* START DATA SUPPLIED *

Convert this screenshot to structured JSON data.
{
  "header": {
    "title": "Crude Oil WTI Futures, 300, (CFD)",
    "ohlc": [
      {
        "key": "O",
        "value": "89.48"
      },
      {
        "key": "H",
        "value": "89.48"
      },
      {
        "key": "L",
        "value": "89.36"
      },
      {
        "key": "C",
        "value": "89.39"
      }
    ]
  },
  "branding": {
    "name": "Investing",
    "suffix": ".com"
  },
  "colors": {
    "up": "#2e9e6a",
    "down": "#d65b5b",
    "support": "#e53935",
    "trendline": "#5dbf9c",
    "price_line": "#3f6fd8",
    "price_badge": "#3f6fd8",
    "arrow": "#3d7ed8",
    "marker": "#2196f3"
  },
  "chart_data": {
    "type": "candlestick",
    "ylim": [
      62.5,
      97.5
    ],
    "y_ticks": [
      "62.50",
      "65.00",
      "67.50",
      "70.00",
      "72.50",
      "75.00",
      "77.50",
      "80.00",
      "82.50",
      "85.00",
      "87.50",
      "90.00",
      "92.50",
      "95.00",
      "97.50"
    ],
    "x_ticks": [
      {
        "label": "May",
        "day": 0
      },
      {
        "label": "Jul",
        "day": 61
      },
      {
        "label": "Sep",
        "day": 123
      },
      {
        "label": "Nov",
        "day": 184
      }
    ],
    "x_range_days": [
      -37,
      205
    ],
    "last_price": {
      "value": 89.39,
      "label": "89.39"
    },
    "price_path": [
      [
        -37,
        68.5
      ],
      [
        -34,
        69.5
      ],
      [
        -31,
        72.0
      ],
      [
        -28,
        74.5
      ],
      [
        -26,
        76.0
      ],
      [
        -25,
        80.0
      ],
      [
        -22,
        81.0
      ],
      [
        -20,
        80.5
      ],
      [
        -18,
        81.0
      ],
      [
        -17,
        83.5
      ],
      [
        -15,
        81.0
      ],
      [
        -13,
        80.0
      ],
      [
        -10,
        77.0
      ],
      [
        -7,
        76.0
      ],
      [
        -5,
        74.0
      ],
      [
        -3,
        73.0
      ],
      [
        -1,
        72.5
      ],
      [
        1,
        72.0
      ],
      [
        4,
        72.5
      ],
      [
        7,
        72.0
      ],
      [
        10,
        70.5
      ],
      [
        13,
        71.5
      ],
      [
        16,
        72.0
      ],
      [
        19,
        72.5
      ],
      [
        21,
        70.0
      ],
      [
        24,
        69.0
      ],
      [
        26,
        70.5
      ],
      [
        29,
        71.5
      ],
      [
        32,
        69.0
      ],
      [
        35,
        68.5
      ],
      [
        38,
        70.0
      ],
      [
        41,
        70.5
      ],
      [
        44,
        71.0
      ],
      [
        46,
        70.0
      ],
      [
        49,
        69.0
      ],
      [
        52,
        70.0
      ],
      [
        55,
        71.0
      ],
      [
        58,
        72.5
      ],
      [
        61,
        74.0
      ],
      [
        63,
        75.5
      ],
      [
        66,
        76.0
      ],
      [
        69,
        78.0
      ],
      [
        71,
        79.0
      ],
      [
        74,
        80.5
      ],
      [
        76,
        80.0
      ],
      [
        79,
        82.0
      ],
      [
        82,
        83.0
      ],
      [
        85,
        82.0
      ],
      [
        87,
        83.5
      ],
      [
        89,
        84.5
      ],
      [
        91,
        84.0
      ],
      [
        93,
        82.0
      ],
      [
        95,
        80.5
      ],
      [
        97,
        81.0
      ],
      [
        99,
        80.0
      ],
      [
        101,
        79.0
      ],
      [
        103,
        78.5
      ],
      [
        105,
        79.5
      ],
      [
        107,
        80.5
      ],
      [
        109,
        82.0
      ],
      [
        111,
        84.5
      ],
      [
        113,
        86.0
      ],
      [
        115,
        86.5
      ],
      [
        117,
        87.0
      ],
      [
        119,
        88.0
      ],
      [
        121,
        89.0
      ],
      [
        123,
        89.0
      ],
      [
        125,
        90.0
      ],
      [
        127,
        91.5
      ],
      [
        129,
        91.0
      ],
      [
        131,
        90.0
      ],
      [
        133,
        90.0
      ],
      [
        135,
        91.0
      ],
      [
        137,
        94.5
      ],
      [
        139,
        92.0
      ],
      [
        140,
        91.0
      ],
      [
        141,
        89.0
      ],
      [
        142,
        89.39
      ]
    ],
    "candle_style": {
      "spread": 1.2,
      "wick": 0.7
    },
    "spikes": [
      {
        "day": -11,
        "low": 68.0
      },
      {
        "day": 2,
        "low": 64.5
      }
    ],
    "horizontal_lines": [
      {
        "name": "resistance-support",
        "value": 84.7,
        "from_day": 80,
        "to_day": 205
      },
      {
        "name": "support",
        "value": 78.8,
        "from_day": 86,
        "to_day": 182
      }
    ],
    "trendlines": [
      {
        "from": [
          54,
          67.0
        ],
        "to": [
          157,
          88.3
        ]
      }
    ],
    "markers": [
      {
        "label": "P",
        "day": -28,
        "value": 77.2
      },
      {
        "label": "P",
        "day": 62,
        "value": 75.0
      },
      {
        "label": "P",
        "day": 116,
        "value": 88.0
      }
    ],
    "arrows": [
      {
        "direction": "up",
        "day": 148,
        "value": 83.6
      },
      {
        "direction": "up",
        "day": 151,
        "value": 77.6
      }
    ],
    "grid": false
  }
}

* END DATA SUPPLIED *

_PROBLEM REQUIREMENTS_
Every line of the material must be returned exactly as it appears.

_REPLY_
Convert this screenshot to structured JSON data.
{
  "header": {
    "title": "Crude Oil WTI Futures, 300, (CFD)",
    "ohlc": [
      {
        "key": "O",
        "value": "89.48"
      },
      {
        "key": "H",
        "value": "89.48"
      },
      {
        "key": "L",
        "value": "89.36"
      },
      {
        "key": "C",
        "value": "89.39"
      }
    ]
  },
  "branding": {
    "name": "Investing",
    "suffix": ".com"
  },
  "colors": {
    "up": "#2e9e6a",
    "down": "#d65b5b",
    "support": "#e53935",
    "trendline": "#5dbf9c",
    "price_line": "#3f6fd8",
    "price_badge": "#3f6fd8",
    "arrow": "#3d7ed8",
    "marker": "#2196f3"
  },
  "chart_data": {
    "type": "candlestick",
    "ylim": [
      62.5,
      97.5
    ],
    "y_ticks": [
      "62.50",
      "65.00",
      "67.50",
      "70.00",
      "72.50",
      "75.00",
      "77.50",
      "80.00",
      "82.50",
      "85.00",
      "87.50",
      "90.00",
      "92.50",
      "95.00",
      "97.50"
    ],
    "x_ticks": [
      {
        "label": "May",
        "day": 0
      },
      {
        "label": "Jul",
        "day": 61
      },
      {
        "label": "Sep",
        "day": 123
      },
      {
        "label": "Nov",
        "day": 184
      }
    ],
    "x_range_days": [
      -37,
      205
    ],
    "last_price": {
      "value": 89.39,
      "label": "89.39"
    },
    "price_path": [
      [
        -37,
        68.5
      ],
      [
        -34,
        69.5
      ],
      [
        -31,
        72.0
      ],
      [
        -28,
        74.5
      ],
      [
        -26,
        76.0
      ],
      [
        -25,
        80.0
      ],
      [
        -22,
        81.0
      ],
      [
        -20,
        80.5
      ],
      [
        -18,
        81.0
      ],
      [
        -17,
        83.5
      ],
      [
        -15,
        81.0
      ],
      [
        -13,
        80.0
      ],
      [
        -10,
        77.0
      ],
      [
        -7,
        76.0
      ],
      [
        -5,
        74.0
      ],
      [
        -3,
        73.0
      ],
      [
        -1,
        72.5
      ],
      [
        1,
        72.0
      ],
      [
        4,
        72.5
      ],
      [
        7,
        72.0
      ],
      [
        10,
        70.5
      ],
      [
        13,
        71.5
      ],
      [
        16,
        72.0
      ],
      [
        19,
        72.5
      ],
      [
        21,
        70.0
      ],
      [
        24,
        69.0
      ],
      [
        26,
        70.5
      ],
      [
        29,
        71.5
      ],
      [
        32,
        69.0
      ],
      [
        35,
        68.5
      ],
      [
        38,
        70.0
      ],
      [
        41,
        70.5
      ],
      [
        44,
        71.0
      ],
      [
        46,
        70.0
      ],
      [
        49,
        69.0
      ],
      [
        52,
        70.0
      ],
      [
        55,
        71.0
      ],
      [
        58,
        72.5
      ],
      [
        61,
        74.0
      ],
      [
        63,
        75.5
      ],
      [
        66,
        76.0
      ],
      [
        69,
        78.0
      ],
      [
        71,
        79.0
      ],
      [
        74,
        80.5
      ],
      [
        76,
        80.0
      ],
      [
        79,
        82.0
      ],
      [
        82,
        83.0
      ],
      [
        85,
        82.0
      ],
      [
        87,
        83.5
      ],
      [
        89,
        84.5
      ],
      [
        91,
        84.0
      ],
      [
        93,
        82.0
      ],
      [
        95,
        80.5
      ],
      [
        97,
        81.0
      ],
      [
        99,
        80.0
      ],
      [
        101,
        79.0
      ],
      [
        103,
        78.5
      ],
      [
        105,
        79.5
      ],
      [
        107,
        80.5
      ],
      [
        109,
        82.0
      ],
      [
        111,
        84.5
      ],
      [
        113,
        86.0
      ],
      [
        115,
        86.5
      ],
      [
        117,
        87.0
      ],
      [
        119,
        88.0
      ],
      [
        121,
        89.0
      ],
      [
        123,
        89.0
      ],
      [
        125,
        90.0
      ],
      [
        127,
        91.5
      ],
      [
        129,
        91.0
      ],
      [
        131,
        90.0
      ],
      [
        133,
        90.0
      ],
      [
        135,
        91.0
      ],
      [
        137,
        94.5
      ],
      [
        139,
        92.0
      ],
      [
        140,
        91.0
      ],
      [
        141,
        89.0
      ],
      [
        142,
        89.39
      ]
    ],
    "candle_style": {
      "spread": 1.2,
      "wick": 0.7
    },
    "spikes": [
      {
        "day": -11,
        "low": 68.0
      },
      {
        "day": 2,
        "low": 64.5
      }
    ],
    "horizontal_lines": [
      {
        "name": "resistance-support",
        "value": 84.7,
        "from_day": 80,
        "to_day": 205
      },
      {
        "name": "support",
        "value": 78.8,
        "from_day": 86,
        "to_day": 182
      }
    ],
    "trendlines": [
      {
        "from": [
          54,
          67.0
        ],
        "to": [
          157,
          88.3
        ]
      }
    ],
    "markers": [
      {
        "label": "P",
        "day": -28,
        "value": 77.2
      },
      {
        "label": "P",
        "day": 62,
        "value": 75.0
      },
      {
        "label": "P",
        "day": 116,
        "value": 88.0
      }
    ],
    "arrows": [
      {
        "direction": "up",
        "day": 148,
        "value": 83.6
      },
      {
        "direction": "up",
        "day": 151,
        "value": 77.6
      }
    ],
    "grid": false
  }
}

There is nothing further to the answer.